-------- Raw data --------
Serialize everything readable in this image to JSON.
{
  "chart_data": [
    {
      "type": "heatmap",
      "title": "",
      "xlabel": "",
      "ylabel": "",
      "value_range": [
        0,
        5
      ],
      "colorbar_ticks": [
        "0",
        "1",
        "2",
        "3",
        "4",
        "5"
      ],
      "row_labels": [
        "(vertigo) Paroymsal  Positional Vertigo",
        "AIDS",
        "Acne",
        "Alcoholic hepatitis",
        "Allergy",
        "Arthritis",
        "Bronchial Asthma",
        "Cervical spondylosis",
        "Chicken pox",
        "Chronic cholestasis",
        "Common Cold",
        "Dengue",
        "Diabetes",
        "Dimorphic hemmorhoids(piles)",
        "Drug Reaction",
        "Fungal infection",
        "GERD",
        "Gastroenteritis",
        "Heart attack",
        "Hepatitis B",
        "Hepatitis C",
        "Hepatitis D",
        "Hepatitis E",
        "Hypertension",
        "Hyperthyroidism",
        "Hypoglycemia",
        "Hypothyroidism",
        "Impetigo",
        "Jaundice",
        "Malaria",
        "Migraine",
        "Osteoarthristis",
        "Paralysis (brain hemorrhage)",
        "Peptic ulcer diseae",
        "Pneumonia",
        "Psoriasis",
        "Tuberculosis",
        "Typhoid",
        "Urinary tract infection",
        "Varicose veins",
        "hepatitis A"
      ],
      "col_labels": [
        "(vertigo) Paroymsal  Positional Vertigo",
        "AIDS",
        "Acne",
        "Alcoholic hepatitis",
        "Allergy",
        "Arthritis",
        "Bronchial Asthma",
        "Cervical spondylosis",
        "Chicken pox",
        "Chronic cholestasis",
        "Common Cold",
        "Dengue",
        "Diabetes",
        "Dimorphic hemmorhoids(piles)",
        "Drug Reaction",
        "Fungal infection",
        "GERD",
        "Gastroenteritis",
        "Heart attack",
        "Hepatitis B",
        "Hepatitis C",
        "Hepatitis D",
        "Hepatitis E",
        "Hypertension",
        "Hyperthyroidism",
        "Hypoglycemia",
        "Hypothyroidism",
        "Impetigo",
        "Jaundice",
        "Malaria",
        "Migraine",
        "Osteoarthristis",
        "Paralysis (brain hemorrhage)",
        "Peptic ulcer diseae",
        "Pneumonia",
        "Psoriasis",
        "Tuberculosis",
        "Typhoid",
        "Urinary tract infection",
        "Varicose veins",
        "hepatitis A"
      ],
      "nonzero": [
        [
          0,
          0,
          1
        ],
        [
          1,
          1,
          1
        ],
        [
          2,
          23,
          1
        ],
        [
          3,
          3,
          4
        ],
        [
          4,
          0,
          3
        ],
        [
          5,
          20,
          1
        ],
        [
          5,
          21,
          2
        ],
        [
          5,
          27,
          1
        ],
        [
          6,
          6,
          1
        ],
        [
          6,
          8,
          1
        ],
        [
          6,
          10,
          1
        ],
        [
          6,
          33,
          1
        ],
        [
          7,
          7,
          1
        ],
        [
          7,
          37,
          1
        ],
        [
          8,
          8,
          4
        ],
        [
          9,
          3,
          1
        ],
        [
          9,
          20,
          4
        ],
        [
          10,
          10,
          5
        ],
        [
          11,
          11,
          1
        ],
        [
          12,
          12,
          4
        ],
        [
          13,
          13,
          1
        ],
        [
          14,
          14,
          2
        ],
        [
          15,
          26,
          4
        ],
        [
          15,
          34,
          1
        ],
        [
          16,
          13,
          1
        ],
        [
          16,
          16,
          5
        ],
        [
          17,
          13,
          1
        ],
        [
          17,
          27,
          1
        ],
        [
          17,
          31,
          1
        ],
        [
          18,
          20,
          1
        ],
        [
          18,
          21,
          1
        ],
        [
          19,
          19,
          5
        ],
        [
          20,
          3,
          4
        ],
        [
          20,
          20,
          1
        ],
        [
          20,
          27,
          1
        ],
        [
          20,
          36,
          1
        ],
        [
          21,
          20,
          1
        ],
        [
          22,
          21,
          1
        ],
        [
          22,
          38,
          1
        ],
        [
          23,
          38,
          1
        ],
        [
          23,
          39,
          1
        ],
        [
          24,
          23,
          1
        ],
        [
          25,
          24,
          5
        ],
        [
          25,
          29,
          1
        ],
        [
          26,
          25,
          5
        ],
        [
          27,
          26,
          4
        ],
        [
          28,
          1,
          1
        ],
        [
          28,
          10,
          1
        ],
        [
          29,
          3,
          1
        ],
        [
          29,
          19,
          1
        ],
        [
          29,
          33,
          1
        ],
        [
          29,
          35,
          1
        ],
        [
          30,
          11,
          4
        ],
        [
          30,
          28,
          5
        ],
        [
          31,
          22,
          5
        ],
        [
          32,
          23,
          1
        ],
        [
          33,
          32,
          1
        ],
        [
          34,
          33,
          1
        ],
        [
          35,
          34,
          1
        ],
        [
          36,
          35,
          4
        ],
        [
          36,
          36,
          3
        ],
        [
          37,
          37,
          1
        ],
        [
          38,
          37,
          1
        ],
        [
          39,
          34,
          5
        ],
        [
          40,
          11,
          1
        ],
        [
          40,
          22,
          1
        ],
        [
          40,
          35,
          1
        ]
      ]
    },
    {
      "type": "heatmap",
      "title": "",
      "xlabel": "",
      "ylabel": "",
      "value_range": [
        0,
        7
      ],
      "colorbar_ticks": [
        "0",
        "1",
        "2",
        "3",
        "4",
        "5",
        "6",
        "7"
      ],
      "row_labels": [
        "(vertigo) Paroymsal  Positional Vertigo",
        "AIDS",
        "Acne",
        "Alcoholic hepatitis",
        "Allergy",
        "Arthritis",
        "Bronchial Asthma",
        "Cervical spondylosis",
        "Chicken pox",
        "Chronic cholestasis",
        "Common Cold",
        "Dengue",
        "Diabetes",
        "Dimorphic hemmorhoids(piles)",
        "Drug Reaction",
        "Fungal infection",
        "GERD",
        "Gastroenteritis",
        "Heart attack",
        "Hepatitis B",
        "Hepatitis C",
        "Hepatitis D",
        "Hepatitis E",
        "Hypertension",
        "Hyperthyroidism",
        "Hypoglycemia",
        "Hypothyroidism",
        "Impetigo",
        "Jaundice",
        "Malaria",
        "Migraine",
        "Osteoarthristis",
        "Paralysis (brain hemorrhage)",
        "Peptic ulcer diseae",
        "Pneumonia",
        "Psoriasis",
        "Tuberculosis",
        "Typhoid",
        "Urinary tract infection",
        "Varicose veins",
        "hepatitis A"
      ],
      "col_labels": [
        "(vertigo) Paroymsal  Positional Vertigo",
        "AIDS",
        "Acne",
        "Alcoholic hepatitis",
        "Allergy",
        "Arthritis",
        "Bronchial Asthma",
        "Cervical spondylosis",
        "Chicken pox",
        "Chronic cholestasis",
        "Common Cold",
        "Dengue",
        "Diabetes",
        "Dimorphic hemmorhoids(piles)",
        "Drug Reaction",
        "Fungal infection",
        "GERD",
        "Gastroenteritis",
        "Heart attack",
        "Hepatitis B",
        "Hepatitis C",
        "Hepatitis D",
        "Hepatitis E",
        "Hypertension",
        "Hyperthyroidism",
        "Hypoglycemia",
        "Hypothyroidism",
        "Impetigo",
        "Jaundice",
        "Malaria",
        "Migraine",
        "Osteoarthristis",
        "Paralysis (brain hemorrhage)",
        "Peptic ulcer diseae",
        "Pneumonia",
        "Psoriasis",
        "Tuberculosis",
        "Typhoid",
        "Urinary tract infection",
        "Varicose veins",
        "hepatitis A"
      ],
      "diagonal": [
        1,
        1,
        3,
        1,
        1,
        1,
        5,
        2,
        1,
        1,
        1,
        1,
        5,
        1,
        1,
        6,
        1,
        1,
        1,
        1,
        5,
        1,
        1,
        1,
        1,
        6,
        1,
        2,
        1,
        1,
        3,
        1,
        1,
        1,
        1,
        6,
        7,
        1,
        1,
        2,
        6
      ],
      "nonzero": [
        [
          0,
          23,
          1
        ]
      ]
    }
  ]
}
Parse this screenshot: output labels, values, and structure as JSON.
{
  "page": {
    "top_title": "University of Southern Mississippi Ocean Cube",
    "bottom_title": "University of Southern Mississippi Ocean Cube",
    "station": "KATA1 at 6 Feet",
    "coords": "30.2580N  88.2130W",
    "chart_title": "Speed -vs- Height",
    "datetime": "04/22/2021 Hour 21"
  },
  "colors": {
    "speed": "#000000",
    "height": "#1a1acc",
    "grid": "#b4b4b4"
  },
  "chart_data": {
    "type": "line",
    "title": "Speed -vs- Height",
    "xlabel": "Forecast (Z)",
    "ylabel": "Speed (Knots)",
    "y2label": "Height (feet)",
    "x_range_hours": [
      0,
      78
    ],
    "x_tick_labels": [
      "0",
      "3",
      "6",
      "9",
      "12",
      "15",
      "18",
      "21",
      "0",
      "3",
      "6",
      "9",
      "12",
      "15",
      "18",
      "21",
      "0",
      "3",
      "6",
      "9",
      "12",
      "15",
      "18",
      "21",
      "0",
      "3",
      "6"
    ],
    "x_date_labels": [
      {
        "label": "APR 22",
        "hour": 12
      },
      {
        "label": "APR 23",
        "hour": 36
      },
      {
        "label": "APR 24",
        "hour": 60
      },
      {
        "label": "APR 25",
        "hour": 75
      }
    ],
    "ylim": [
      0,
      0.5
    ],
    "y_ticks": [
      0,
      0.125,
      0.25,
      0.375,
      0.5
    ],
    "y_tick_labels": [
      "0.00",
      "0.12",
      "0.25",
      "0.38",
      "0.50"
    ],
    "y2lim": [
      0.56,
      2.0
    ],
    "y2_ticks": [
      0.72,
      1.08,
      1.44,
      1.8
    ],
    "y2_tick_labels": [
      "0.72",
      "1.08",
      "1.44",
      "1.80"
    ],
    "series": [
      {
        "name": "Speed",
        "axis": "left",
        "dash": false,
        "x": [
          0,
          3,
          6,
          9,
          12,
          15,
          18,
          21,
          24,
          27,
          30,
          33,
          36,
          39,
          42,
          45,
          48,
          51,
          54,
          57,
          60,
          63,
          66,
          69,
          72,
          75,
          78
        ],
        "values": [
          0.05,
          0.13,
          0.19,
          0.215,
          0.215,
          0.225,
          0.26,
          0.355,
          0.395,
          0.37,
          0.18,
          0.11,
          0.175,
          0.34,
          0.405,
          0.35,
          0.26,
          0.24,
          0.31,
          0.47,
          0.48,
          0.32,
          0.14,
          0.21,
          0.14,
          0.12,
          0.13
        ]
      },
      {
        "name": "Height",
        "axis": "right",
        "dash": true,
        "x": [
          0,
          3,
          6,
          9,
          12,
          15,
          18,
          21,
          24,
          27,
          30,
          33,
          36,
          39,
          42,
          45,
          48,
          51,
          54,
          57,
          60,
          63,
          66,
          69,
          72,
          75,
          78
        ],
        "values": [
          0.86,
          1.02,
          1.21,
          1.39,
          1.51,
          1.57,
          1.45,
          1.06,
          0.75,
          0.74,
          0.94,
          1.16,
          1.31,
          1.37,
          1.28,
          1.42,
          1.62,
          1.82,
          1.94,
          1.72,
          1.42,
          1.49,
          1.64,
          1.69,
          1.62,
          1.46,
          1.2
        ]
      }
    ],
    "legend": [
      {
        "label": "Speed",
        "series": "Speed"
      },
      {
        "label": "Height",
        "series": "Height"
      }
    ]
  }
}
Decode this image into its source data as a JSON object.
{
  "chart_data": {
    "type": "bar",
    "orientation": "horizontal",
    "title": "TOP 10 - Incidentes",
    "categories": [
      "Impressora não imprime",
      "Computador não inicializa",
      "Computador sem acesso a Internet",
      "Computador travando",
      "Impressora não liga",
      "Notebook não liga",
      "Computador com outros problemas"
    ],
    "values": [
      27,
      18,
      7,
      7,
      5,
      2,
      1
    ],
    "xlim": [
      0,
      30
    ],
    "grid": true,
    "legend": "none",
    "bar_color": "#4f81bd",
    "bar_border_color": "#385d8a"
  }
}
--------
→ **Task description**
Please extract exactly, and only, the lines from the line containing "Decode this image" through the last line of the records.

→ **Result for this exercise**
Decode this image into its source data as a JSON object.
{
  "chart_data": {
    "type": "bar",
    "orientation": "horizontal",
    "title": "TOP 10 - Incidentes",
    "categories": [
      "Impressora não imprime",
      "Computador não inicializa",
      "Computador sem acesso a Internet",
      "Computador travando",
      "Impressora não liga",
      "Notebook não liga",
      "Computador com outros problemas"
    ],
    "values": [
      27,
      18,
      7,
      7,
      5,
      2,
      1
    ],
    "xlim": [
      0,
      30
    ],
    "grid": true,
    "legend": "none",
    "bar_color": "#4f81bd",
    "bar_border_color": "#385d8a"
  }
}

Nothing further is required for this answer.